● STATED TASK
Locate all lines in the data below that hold "kind" and show them.

(Entries with figure data)

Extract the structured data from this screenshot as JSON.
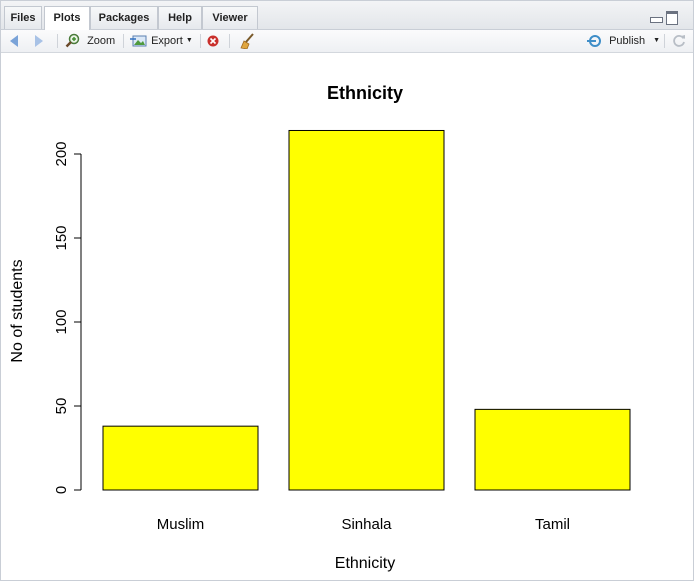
{
  "tabs": [
    {
      "label": "Files"
    },
    {
      "label": "Plots"
    },
    {
      "label": "Packages"
    },
    {
      "label": "Help"
    },
    {
      "label": "Viewer"
    }
  ],
  "toolbar": {
    "zoom_label": "Zoom",
    "export_label": "Export",
    "publish_label": "Publish"
  },
  "chart_data": {
    "type": "bar",
    "title": "Ethnicity",
    "xlabel": "Ethnicity",
    "ylabel": "No of students",
    "categories": [
      "Muslim",
      "Sinhala",
      "Tamil"
    ],
    "values": [
      38,
      214,
      48
    ],
    "ylim": [
      0,
      200
    ],
    "yticks": [
      0,
      50,
      100,
      150,
      200
    ],
    "bar_color": "#ffff00",
    "bar_border": "#000000",
    "grid": false,
    "legend": "none"
  }
}
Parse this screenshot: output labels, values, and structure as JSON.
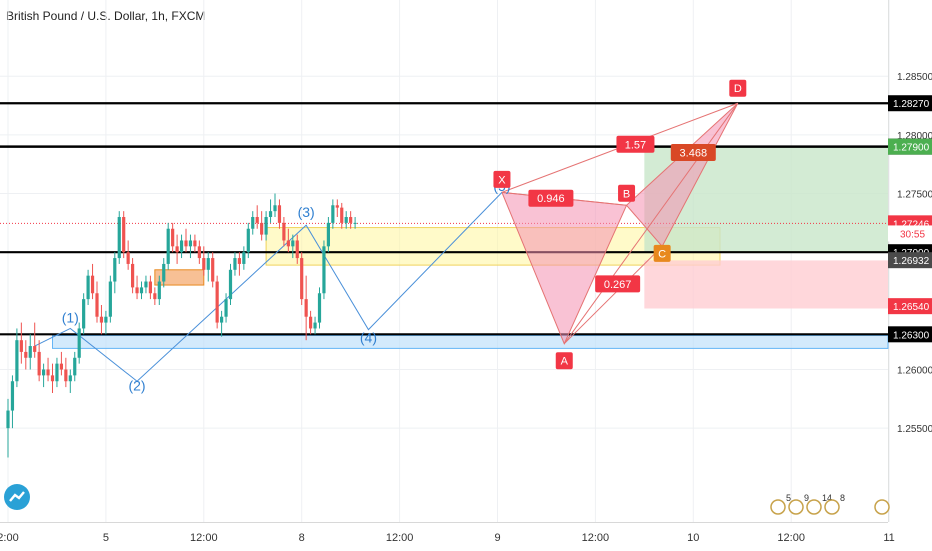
{
  "title": "British Pound / U.S. Dollar, 1h, FXCM",
  "colors": {
    "bull": "#26a69a",
    "bear": "#ef5350",
    "level": "#000000",
    "harmonic_fill": "#f48fb1",
    "harmonic_edge": "#e57373",
    "wave_line": "#4a90d9",
    "badge_red": "#f23645",
    "badge_orange": "#e8891e",
    "yellow_zone": "#fff59d",
    "blue_zone": "#bbdefb",
    "target_zone": "#c8e6c9",
    "stop_zone": "#ffcdd2",
    "current_price": "#f23645"
  },
  "chart_data": {
    "type": "candlestick",
    "symbol": "British Pound / U.S. Dollar",
    "interval": "1h",
    "source": "FXCM",
    "ylim": [
      1.247,
      1.2915
    ],
    "price_ticks": [
      "1.25500",
      "1.26000",
      "1.27500",
      "1.28000",
      "1.28500"
    ],
    "time_ticks": [
      {
        "label": "2:00",
        "t": 0
      },
      {
        "label": "5",
        "t": 22
      },
      {
        "label": "12:00",
        "t": 44
      },
      {
        "label": "8",
        "t": 66
      },
      {
        "label": "12:00",
        "t": 88
      },
      {
        "label": "9",
        "t": 110
      },
      {
        "label": "12:00",
        "t": 132
      },
      {
        "label": "10",
        "t": 154
      },
      {
        "label": "12:00",
        "t": 176
      },
      {
        "label": "11",
        "t": 198
      }
    ],
    "candles": [
      [
        1.255,
        1.2575,
        1.2525,
        1.2565
      ],
      [
        1.2565,
        1.2595,
        1.255,
        1.259
      ],
      [
        1.259,
        1.2635,
        1.2585,
        1.2625
      ],
      [
        1.2625,
        1.264,
        1.2605,
        1.2615
      ],
      [
        1.2615,
        1.2625,
        1.26,
        1.261
      ],
      [
        1.261,
        1.263,
        1.26,
        1.262
      ],
      [
        1.262,
        1.264,
        1.261,
        1.2615
      ],
      [
        1.2615,
        1.2625,
        1.259,
        1.2595
      ],
      [
        1.2595,
        1.2605,
        1.2585,
        1.26
      ],
      [
        1.26,
        1.261,
        1.259,
        1.2595
      ],
      [
        1.2595,
        1.2605,
        1.258,
        1.259
      ],
      [
        1.259,
        1.261,
        1.2585,
        1.2605
      ],
      [
        1.2605,
        1.2615,
        1.2595,
        1.26
      ],
      [
        1.26,
        1.261,
        1.2585,
        1.259
      ],
      [
        1.259,
        1.26,
        1.258,
        1.2595
      ],
      [
        1.2595,
        1.2615,
        1.259,
        1.261
      ],
      [
        1.261,
        1.264,
        1.2605,
        1.2635
      ],
      [
        1.2635,
        1.2665,
        1.263,
        1.266
      ],
      [
        1.266,
        1.2685,
        1.2655,
        1.268
      ],
      [
        1.268,
        1.269,
        1.266,
        1.2665
      ],
      [
        1.2665,
        1.2675,
        1.264,
        1.2645
      ],
      [
        1.2645,
        1.2655,
        1.263,
        1.264
      ],
      [
        1.264,
        1.265,
        1.263,
        1.2645
      ],
      [
        1.2645,
        1.268,
        1.264,
        1.2675
      ],
      [
        1.2675,
        1.27,
        1.2665,
        1.2695
      ],
      [
        1.2695,
        1.2735,
        1.269,
        1.273
      ],
      [
        1.273,
        1.2735,
        1.2695,
        1.27
      ],
      [
        1.27,
        1.271,
        1.2685,
        1.269
      ],
      [
        1.269,
        1.2695,
        1.2665,
        1.267
      ],
      [
        1.267,
        1.268,
        1.266,
        1.2665
      ],
      [
        1.2665,
        1.2675,
        1.266,
        1.267
      ],
      [
        1.267,
        1.268,
        1.2665,
        1.2675
      ],
      [
        1.2675,
        1.268,
        1.266,
        1.2665
      ],
      [
        1.2665,
        1.267,
        1.2655,
        1.266
      ],
      [
        1.266,
        1.268,
        1.2655,
        1.2675
      ],
      [
        1.2675,
        1.2695,
        1.267,
        1.269
      ],
      [
        1.269,
        1.2725,
        1.2685,
        1.272
      ],
      [
        1.272,
        1.2725,
        1.27,
        1.2705
      ],
      [
        1.2705,
        1.2715,
        1.269,
        1.27
      ],
      [
        1.27,
        1.2715,
        1.2695,
        1.271
      ],
      [
        1.271,
        1.272,
        1.27,
        1.2705
      ],
      [
        1.2705,
        1.2715,
        1.2695,
        1.271
      ],
      [
        1.271,
        1.2715,
        1.27,
        1.2705
      ],
      [
        1.2705,
        1.271,
        1.269,
        1.2695
      ],
      [
        1.2695,
        1.2705,
        1.268,
        1.2685
      ],
      [
        1.2685,
        1.27,
        1.2675,
        1.2695
      ],
      [
        1.2695,
        1.27,
        1.267,
        1.2675
      ],
      [
        1.2675,
        1.268,
        1.2635,
        1.264
      ],
      [
        1.264,
        1.265,
        1.2628,
        1.2645
      ],
      [
        1.2645,
        1.2665,
        1.264,
        1.266
      ],
      [
        1.266,
        1.269,
        1.2655,
        1.2685
      ],
      [
        1.2685,
        1.27,
        1.268,
        1.2695
      ],
      [
        1.2695,
        1.27,
        1.268,
        1.269
      ],
      [
        1.269,
        1.2705,
        1.2685,
        1.27
      ],
      [
        1.27,
        1.2725,
        1.2695,
        1.272
      ],
      [
        1.272,
        1.2735,
        1.2715,
        1.273
      ],
      [
        1.273,
        1.274,
        1.272,
        1.2725
      ],
      [
        1.2725,
        1.2735,
        1.271,
        1.2715
      ],
      [
        1.2715,
        1.2735,
        1.271,
        1.273
      ],
      [
        1.273,
        1.2745,
        1.2725,
        1.2735
      ],
      [
        1.2735,
        1.275,
        1.273,
        1.274
      ],
      [
        1.274,
        1.2745,
        1.272,
        1.2725
      ],
      [
        1.2725,
        1.273,
        1.2705,
        1.271
      ],
      [
        1.271,
        1.272,
        1.27,
        1.2705
      ],
      [
        1.2705,
        1.2715,
        1.2695,
        1.271
      ],
      [
        1.271,
        1.2715,
        1.269,
        1.2695
      ],
      [
        1.2695,
        1.27,
        1.2655,
        1.266
      ],
      [
        1.266,
        1.268,
        1.2625,
        1.2645
      ],
      [
        1.2645,
        1.265,
        1.263,
        1.2635
      ],
      [
        1.2635,
        1.2645,
        1.263,
        1.264
      ],
      [
        1.264,
        1.267,
        1.2635,
        1.2665
      ],
      [
        1.2665,
        1.271,
        1.266,
        1.2705
      ],
      [
        1.2705,
        1.273,
        1.27,
        1.2725
      ],
      [
        1.2725,
        1.2745,
        1.272,
        1.274
      ],
      [
        1.274,
        1.2745,
        1.273,
        1.2738
      ],
      [
        1.2738,
        1.2742,
        1.272,
        1.2725
      ],
      [
        1.2725,
        1.2735,
        1.272,
        1.273
      ],
      [
        1.273,
        1.2735,
        1.272,
        1.2725
      ],
      [
        1.2725,
        1.273,
        1.272,
        1.2725
      ]
    ],
    "harmonic": {
      "points": {
        "X": {
          "t": 111,
          "p": 1.2751
        },
        "A": {
          "t": 125,
          "p": 1.2622
        },
        "B": {
          "t": 139,
          "p": 1.274
        },
        "C": {
          "t": 147,
          "p": 1.2705
        },
        "D": {
          "t": 164,
          "p": 1.2827
        }
      },
      "ratios": [
        {
          "text": "0.946",
          "t": 122,
          "p": 1.2746
        },
        {
          "text": "0.267",
          "t": 137,
          "p": 1.2673
        },
        {
          "text": "1.57",
          "t": 141,
          "p": 1.2792
        },
        {
          "text": "3.468",
          "t": 154,
          "p": 1.2785
        }
      ]
    },
    "waves": [
      {
        "label": "(1)",
        "t": 14,
        "p": 1.264
      },
      {
        "label": "(2)",
        "t": 29,
        "p": 1.2582
      },
      {
        "label": "(3)",
        "t": 67,
        "p": 1.273
      },
      {
        "label": "(4)",
        "t": 81,
        "p": 1.2623
      },
      {
        "label": "(5)",
        "t": 111,
        "p": 1.2752
      }
    ],
    "wave_path": [
      [
        6,
        1.262
      ],
      [
        14,
        1.2635
      ],
      [
        29,
        1.259
      ],
      [
        67,
        1.2723
      ],
      [
        81,
        1.2634
      ],
      [
        111,
        1.2751
      ]
    ],
    "levels": [
      {
        "price": 1.2827,
        "label": "1.28270",
        "width": 2.2
      },
      {
        "price": 1.279,
        "label": "1.27900",
        "width": 2.4
      },
      {
        "price": 1.27,
        "label": "1.27000",
        "width": 2.2
      },
      {
        "price": 1.263,
        "label": "1.26300",
        "width": 2.2
      }
    ],
    "zones": [
      {
        "kind": "yellow",
        "t0": 58,
        "t1": 160,
        "p0": 1.2689,
        "p1": 1.2721
      },
      {
        "kind": "blue",
        "t0": 10,
        "t1": 198,
        "p0": 1.2618,
        "p1": 1.2629
      },
      {
        "kind": "orange_small",
        "t0": 33,
        "t1": 44,
        "p0": 1.2672,
        "p1": 1.2685
      },
      {
        "kind": "target",
        "t0": 143,
        "t1": 198,
        "p0": 1.27,
        "p1": 1.279
      },
      {
        "kind": "stop",
        "t0": 143,
        "t1": 198,
        "p0": 1.2652,
        "p1": 1.2693
      }
    ],
    "current_price": 1.27246,
    "axis_labels": [
      {
        "text": "1.27900",
        "price": 1.279,
        "style": "green"
      },
      {
        "text": "1.27246",
        "price": 1.27246,
        "style": "red"
      },
      {
        "text": "30:55",
        "price": 1.2716,
        "style": "timer"
      },
      {
        "text": "1.26932",
        "price": 1.26932,
        "style": "grey"
      },
      {
        "text": "1.26540",
        "price": 1.2654,
        "style": "red"
      }
    ],
    "event_markers": [
      "5",
      "9",
      "14",
      "8"
    ]
  }
}
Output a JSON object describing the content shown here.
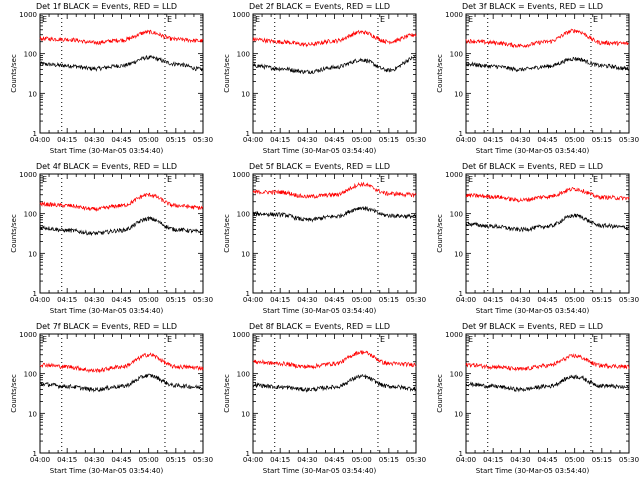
{
  "chart_data": {
    "type": "line",
    "ylabel": "Counts/sec",
    "xlabel": "Start Time (30-Mar-05 03:54:40)",
    "yscale": "log",
    "ylim": [
      1,
      1000
    ],
    "ytick_labels": [
      "1",
      "10",
      "100",
      "1000"
    ],
    "xlim": [
      "04:00",
      "05:30"
    ],
    "xtick_labels": [
      "04:00",
      "04:15",
      "04:30",
      "04:45",
      "05:00",
      "05:15",
      "05:30"
    ],
    "vertical_dotted_lines": [
      "04:12",
      "05:09"
    ],
    "marker_letters": "E",
    "series_colors": {
      "events": "#000000",
      "lld": "#ff0000"
    },
    "panels": [
      {
        "title": "Det 1f BLACK = Events, RED = LLD",
        "x": [
          "04:00",
          "04:15",
          "04:30",
          "04:45",
          "05:00",
          "05:15",
          "05:30"
        ],
        "series": [
          {
            "values": [
              55,
              50,
              42,
              50,
              80,
              55,
              40
            ]
          },
          {
            "values": [
              240,
              230,
              190,
              220,
              350,
              230,
              210
            ]
          }
        ]
      },
      {
        "title": "Det 2f BLACK = Events, RED = LLD",
        "x": [
          "04:00",
          "04:15",
          "04:30",
          "04:45",
          "05:00",
          "05:15",
          "05:30"
        ],
        "series": [
          {
            "values": [
              50,
              42,
              35,
              45,
              70,
              38,
              80
            ]
          },
          {
            "values": [
              230,
              200,
              170,
              210,
              350,
              200,
              300
            ]
          }
        ]
      },
      {
        "title": "Det 3f BLACK = Events, RED = LLD",
        "x": [
          "04:00",
          "04:15",
          "04:30",
          "04:45",
          "05:00",
          "05:15",
          "05:30"
        ],
        "series": [
          {
            "values": [
              55,
              48,
              40,
              48,
              75,
              50,
              42
            ]
          },
          {
            "values": [
              210,
              190,
              160,
              200,
              380,
              190,
              180
            ]
          }
        ]
      },
      {
        "title": "Det 4f BLACK = Events, RED = LLD",
        "x": [
          "04:00",
          "04:15",
          "04:30",
          "04:45",
          "05:00",
          "05:15",
          "05:30"
        ],
        "series": [
          {
            "values": [
              45,
              38,
              32,
              38,
              75,
              40,
              35
            ]
          },
          {
            "values": [
              175,
              160,
              130,
              160,
              300,
              160,
              140
            ]
          }
        ]
      },
      {
        "title": "Det 5f BLACK = Events, RED = LLD",
        "x": [
          "04:00",
          "04:15",
          "04:30",
          "04:45",
          "05:00",
          "05:15",
          "05:30"
        ],
        "series": [
          {
            "values": [
              100,
              95,
              70,
              85,
              140,
              90,
              85
            ]
          },
          {
            "values": [
              350,
              350,
              270,
              300,
              550,
              320,
              300
            ]
          }
        ]
      },
      {
        "title": "Det 6f BLACK = Events, RED = LLD",
        "x": [
          "04:00",
          "04:15",
          "04:30",
          "04:45",
          "05:00",
          "05:15",
          "05:30"
        ],
        "series": [
          {
            "values": [
              55,
              48,
              40,
              48,
              90,
              50,
              45
            ]
          },
          {
            "values": [
              290,
              270,
              220,
              270,
              420,
              260,
              245
            ]
          }
        ]
      },
      {
        "title": "Det 7f BLACK = Events, RED = LLD",
        "x": [
          "04:00",
          "04:15",
          "04:30",
          "04:45",
          "05:00",
          "05:15",
          "05:30"
        ],
        "series": [
          {
            "values": [
              55,
              48,
              40,
              48,
              90,
              50,
              45
            ]
          },
          {
            "values": [
              170,
              150,
              120,
              150,
              300,
              150,
              140
            ]
          }
        ]
      },
      {
        "title": "Det 8f BLACK = Events, RED = LLD",
        "x": [
          "04:00",
          "04:15",
          "04:30",
          "04:45",
          "05:00",
          "05:15",
          "05:30"
        ],
        "series": [
          {
            "values": [
              52,
              46,
              40,
              46,
              85,
              48,
              42
            ]
          },
          {
            "values": [
              200,
              180,
              150,
              180,
              350,
              180,
              170
            ]
          }
        ]
      },
      {
        "title": "Det 9f BLACK = Events, RED = LLD",
        "x": [
          "04:00",
          "04:15",
          "04:30",
          "04:45",
          "05:00",
          "05:15",
          "05:30"
        ],
        "series": [
          {
            "values": [
              55,
              48,
              40,
              48,
              85,
              50,
              45
            ]
          },
          {
            "values": [
              170,
              150,
              130,
              160,
              280,
              160,
              150
            ]
          }
        ]
      }
    ]
  }
}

● FINISHED EXERCISE
        "kind": "yellow",
        "kind": "blue",
        "kind": "orange_small",
        "kind": "target",
        "kind": "stop",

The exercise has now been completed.